Problem to solve:
Retype each line exactly. Skip images.

Saved entries:
==========
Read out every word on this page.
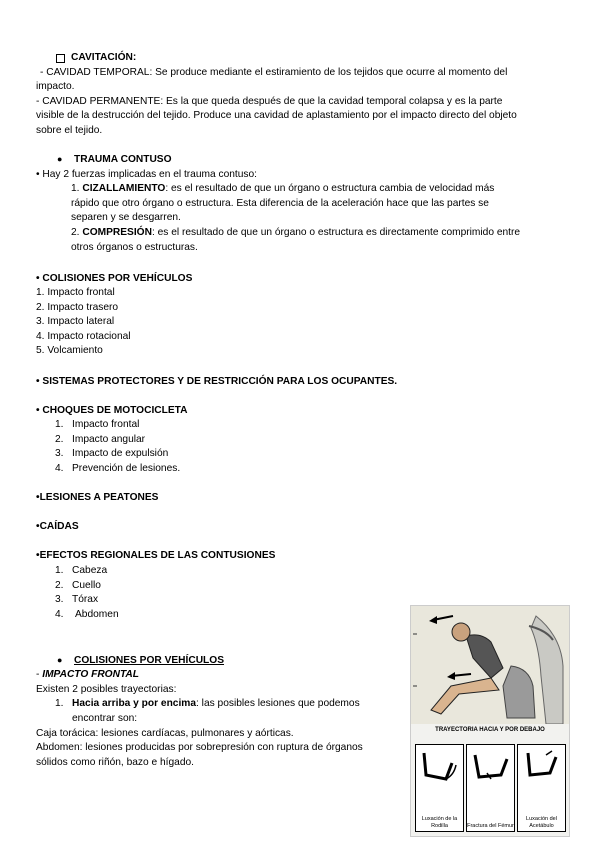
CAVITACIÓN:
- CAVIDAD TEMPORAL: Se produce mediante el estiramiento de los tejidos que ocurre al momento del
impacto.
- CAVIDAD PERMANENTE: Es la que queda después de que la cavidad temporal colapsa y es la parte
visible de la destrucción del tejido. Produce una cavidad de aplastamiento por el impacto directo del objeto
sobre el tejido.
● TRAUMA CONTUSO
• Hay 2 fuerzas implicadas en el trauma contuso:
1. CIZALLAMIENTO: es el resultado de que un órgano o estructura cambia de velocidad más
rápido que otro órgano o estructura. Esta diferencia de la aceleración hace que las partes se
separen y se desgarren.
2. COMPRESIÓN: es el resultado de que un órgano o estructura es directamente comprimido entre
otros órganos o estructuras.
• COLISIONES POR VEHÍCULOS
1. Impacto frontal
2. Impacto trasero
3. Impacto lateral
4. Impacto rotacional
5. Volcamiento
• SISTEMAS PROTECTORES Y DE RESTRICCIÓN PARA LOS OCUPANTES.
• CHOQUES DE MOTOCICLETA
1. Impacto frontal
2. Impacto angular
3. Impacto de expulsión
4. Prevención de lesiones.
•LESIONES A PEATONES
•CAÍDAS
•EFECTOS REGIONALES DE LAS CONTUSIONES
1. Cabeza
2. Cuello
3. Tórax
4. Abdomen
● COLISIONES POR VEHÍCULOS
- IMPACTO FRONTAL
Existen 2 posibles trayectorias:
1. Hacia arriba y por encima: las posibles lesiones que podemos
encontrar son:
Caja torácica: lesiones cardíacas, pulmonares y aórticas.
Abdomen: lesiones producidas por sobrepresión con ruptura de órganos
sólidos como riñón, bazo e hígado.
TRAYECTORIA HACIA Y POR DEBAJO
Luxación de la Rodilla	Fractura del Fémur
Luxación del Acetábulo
==========
Solution for this task:
Read out every word on this page.
CAVITACIÓN:
- CAVIDAD TEMPORAL: Se produce mediante el estiramiento de los tejidos que ocurre al momento del
impacto.
- CAVIDAD PERMANENTE: Es la que queda después de que la cavidad temporal colapsa y es la parte
visible de la destrucción del tejido. Produce una cavidad de aplastamiento por el impacto directo del objeto
sobre el tejido.
● TRAUMA CONTUSO
• Hay 2 fuerzas implicadas en el trauma contuso:
1. CIZALLAMIENTO: es el resultado de que un órgano o estructura cambia de velocidad más
rápido que otro órgano o estructura. Esta diferencia de la aceleración hace que las partes se
separen y se desgarren.
2. COMPRESIÓN: es el resultado de que un órgano o estructura es directamente comprimido entre
otros órganos o estructuras.
• COLISIONES POR VEHÍCULOS
1. Impacto frontal
2. Impacto trasero
3. Impacto lateral
4. Impacto rotacional
5. Volcamiento
• SISTEMAS PROTECTORES Y DE RESTRICCIÓN PARA LOS OCUPANTES.
• CHOQUES DE MOTOCICLETA
1. Impacto frontal
2. Impacto angular
3. Impacto de expulsión
4. Prevención de lesiones.
•LESIONES A PEATONES
•CAÍDAS
•EFECTOS REGIONALES DE LAS CONTUSIONES
1. Cabeza
2. Cuello
3. Tórax
4. Abdomen
● COLISIONES POR VEHÍCULOS
- IMPACTO FRONTAL
Existen 2 posibles trayectorias:
1. Hacia arriba y por encima: las posibles lesiones que podemos
encontrar son:
Caja torácica: lesiones cardíacas, pulmonares y aórticas.
Abdomen: lesiones producidas por sobrepresión con ruptura de órganos
sólidos como riñón, bazo e hígado.
TRAYECTORIA HACIA Y POR DEBAJO
Luxación de la Rodilla	Fractura del Fémur
Luxación del Acetábulo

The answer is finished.